**Given request**
Reproduce exactly the lines from the one containing "OCR this image." through the last line of the data, both ends included.

## start

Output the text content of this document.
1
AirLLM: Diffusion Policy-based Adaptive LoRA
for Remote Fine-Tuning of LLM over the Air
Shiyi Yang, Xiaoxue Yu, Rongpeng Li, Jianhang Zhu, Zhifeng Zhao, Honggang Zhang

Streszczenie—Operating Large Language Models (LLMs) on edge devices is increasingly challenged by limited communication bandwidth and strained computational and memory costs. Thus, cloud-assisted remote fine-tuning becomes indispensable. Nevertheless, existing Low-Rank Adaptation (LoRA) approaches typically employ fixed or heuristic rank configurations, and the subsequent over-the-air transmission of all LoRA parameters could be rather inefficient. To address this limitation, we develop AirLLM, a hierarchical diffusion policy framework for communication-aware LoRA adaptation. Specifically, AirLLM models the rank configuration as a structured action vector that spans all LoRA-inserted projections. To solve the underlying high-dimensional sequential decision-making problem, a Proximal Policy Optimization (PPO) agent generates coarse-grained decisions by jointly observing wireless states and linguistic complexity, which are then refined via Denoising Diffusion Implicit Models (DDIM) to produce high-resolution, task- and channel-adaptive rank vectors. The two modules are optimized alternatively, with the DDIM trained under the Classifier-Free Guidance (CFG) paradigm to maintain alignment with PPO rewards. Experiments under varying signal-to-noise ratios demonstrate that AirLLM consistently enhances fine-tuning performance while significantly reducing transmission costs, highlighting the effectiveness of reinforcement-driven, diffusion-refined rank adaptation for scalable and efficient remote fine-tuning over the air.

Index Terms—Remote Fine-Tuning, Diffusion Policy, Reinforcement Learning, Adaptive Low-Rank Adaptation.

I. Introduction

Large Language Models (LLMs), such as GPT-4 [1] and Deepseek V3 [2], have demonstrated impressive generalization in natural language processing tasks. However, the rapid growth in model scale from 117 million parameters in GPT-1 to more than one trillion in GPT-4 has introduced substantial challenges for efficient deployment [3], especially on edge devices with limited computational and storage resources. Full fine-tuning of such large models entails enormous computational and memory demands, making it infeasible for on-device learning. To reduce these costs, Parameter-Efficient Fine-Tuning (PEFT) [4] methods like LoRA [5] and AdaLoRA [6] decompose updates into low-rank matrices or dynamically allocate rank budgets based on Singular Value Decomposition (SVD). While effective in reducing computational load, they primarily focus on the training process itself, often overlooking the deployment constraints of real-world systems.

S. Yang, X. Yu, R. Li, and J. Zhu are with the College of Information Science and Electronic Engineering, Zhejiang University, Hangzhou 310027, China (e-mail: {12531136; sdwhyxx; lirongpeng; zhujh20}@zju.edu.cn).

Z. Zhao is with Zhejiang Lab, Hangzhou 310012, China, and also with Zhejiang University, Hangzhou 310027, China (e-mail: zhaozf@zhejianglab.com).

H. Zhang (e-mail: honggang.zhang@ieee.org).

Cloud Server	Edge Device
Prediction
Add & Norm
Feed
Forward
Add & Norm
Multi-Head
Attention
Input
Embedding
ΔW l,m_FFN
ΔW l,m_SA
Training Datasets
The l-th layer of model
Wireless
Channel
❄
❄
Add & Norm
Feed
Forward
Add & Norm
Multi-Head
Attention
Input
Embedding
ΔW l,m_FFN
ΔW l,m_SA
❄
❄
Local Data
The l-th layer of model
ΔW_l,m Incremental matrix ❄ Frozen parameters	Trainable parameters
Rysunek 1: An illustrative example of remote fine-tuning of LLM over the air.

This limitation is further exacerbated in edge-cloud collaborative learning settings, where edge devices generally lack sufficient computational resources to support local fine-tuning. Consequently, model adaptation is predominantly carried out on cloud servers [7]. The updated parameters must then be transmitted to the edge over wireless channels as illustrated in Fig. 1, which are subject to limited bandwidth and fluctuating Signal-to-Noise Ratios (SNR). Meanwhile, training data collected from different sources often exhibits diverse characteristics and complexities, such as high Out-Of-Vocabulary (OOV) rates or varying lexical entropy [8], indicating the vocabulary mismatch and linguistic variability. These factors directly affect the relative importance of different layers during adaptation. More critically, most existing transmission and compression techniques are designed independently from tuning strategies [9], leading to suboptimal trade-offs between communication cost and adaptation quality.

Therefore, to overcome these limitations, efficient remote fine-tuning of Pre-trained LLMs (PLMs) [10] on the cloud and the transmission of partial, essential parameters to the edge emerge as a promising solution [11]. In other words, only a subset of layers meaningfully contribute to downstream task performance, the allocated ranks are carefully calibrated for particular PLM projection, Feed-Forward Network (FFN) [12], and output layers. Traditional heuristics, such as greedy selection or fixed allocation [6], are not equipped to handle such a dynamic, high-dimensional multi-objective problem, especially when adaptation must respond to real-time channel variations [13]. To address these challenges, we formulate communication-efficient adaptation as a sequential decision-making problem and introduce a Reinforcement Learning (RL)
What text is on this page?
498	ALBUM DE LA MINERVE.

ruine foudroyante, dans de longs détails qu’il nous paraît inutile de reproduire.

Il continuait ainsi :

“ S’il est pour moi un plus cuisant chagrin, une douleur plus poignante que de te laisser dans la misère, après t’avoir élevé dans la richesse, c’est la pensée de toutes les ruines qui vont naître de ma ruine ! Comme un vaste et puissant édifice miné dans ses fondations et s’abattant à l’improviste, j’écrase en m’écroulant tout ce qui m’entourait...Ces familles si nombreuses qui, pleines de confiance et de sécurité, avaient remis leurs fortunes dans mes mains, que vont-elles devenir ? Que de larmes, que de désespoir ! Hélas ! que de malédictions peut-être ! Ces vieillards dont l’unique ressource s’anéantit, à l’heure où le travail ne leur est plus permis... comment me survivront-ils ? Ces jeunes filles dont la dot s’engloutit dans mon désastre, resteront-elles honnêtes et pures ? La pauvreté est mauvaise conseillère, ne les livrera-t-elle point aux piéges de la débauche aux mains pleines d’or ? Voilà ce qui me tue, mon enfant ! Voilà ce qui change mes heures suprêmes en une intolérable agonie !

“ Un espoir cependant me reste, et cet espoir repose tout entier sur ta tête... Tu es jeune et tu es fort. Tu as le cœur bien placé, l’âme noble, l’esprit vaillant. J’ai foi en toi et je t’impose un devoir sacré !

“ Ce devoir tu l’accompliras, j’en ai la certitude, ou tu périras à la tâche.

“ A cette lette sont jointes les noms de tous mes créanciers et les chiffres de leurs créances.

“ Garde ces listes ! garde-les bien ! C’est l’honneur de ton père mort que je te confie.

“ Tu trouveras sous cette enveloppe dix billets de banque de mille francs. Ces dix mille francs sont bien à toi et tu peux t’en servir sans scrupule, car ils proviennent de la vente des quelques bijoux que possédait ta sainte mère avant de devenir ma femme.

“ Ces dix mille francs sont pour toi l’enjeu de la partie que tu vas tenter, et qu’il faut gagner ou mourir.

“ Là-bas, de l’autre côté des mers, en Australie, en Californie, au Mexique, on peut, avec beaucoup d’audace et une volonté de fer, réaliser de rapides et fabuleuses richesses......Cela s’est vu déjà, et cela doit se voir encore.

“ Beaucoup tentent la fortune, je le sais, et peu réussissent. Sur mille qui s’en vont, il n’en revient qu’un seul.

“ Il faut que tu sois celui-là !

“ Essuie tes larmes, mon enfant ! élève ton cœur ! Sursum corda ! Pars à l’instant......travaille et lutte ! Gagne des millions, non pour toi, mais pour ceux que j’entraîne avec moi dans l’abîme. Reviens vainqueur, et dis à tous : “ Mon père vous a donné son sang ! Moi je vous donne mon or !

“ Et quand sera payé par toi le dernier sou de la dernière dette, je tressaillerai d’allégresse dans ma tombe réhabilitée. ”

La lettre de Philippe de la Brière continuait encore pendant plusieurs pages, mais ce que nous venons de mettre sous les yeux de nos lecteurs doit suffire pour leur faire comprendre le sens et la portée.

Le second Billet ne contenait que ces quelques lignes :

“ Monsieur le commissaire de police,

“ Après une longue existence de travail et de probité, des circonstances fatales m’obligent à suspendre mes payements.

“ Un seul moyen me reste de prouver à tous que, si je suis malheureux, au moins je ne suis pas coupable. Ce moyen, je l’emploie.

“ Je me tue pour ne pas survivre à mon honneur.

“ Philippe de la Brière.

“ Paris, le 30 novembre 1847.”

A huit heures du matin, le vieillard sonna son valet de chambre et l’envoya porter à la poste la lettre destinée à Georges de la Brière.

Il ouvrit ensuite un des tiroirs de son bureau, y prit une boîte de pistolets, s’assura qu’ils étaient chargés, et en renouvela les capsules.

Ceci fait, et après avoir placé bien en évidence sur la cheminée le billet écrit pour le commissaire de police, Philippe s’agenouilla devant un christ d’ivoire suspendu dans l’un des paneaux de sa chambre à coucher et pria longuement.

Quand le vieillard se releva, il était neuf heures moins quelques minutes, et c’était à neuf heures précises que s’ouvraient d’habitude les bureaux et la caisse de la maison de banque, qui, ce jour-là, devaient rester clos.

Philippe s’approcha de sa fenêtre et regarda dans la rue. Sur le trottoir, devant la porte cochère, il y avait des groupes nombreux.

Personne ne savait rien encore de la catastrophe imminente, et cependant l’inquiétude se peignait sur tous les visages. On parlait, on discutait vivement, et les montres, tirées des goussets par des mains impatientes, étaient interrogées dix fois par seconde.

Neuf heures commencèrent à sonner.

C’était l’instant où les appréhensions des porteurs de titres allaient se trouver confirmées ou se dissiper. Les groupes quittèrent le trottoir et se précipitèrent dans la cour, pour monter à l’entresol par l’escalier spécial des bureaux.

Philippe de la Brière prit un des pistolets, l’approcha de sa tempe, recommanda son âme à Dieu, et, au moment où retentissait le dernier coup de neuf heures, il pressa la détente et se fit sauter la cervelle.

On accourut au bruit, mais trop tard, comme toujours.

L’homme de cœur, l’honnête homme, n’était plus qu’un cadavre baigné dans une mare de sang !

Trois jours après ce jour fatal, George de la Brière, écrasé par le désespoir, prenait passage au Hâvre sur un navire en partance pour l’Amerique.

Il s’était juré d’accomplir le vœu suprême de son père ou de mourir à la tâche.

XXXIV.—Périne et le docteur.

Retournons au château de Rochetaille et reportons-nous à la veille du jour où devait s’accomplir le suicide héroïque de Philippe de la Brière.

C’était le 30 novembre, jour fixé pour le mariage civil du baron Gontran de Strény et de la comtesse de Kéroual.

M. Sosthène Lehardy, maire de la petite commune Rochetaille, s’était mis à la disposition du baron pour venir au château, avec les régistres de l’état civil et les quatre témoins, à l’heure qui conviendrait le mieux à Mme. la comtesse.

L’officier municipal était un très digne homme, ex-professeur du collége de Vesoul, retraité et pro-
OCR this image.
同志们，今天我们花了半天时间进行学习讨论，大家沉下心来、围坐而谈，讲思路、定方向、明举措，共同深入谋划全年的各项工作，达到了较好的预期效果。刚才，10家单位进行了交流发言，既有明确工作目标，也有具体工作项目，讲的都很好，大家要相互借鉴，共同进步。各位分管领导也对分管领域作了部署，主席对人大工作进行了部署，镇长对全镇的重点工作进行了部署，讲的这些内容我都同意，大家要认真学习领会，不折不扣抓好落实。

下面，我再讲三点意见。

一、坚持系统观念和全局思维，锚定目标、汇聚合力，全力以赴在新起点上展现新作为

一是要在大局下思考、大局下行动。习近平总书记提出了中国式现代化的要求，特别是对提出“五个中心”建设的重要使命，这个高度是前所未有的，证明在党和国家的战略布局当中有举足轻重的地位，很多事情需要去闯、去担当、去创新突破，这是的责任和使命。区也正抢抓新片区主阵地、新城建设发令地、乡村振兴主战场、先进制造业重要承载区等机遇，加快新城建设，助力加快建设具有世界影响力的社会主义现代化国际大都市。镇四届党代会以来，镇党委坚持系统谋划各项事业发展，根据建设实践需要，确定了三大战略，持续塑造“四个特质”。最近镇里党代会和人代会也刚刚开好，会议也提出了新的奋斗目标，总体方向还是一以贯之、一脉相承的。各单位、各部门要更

## end

**Completed task**
OCR this image.
同志们，今天我们花了半天时间进行学习讨论，大家沉下心来、围坐而谈，讲思路、定方向、明举措，共同深入谋划全年的各项工作，达到了较好的预期效果。刚才，10家单位进行了交流发言，既有明确工作目标，也有具体工作项目，讲的都很好，大家要相互借鉴，共同进步。各位分管领导也对分管领域作了部署，主席对人大工作进行了部署，镇长对全镇的重点工作进行了部署，讲的这些内容我都同意，大家要认真学习领会，不折不扣抓好落实。

下面，我再讲三点意见。

一、坚持系统观念和全局思维，锚定目标、汇聚合力，全力以赴在新起点上展现新作为

一是要在大局下思考、大局下行动。习近平总书记提出了中国式现代化的要求，特别是对提出“五个中心”建设的重要使命，这个高度是前所未有的，证明在党和国家的战略布局当中有举足轻重的地位，很多事情需要去闯、去担当、去创新突破，这是的责任和使命。区也正抢抓新片区主阵地、新城建设发令地、乡村振兴主战场、先进制造业重要承载区等机遇，加快新城建设，助力加快建设具有世界影响力的社会主义现代化国际大都市。镇四届党代会以来，镇党委坚持系统谋划各项事业发展，根据建设实践需要，确定了三大战略，持续塑造“四个特质”。最近镇里党代会和人代会也刚刚开好，会议也提出了新的奋斗目标，总体方向还是一以贯之、一脉相承的。各单位、各部门要更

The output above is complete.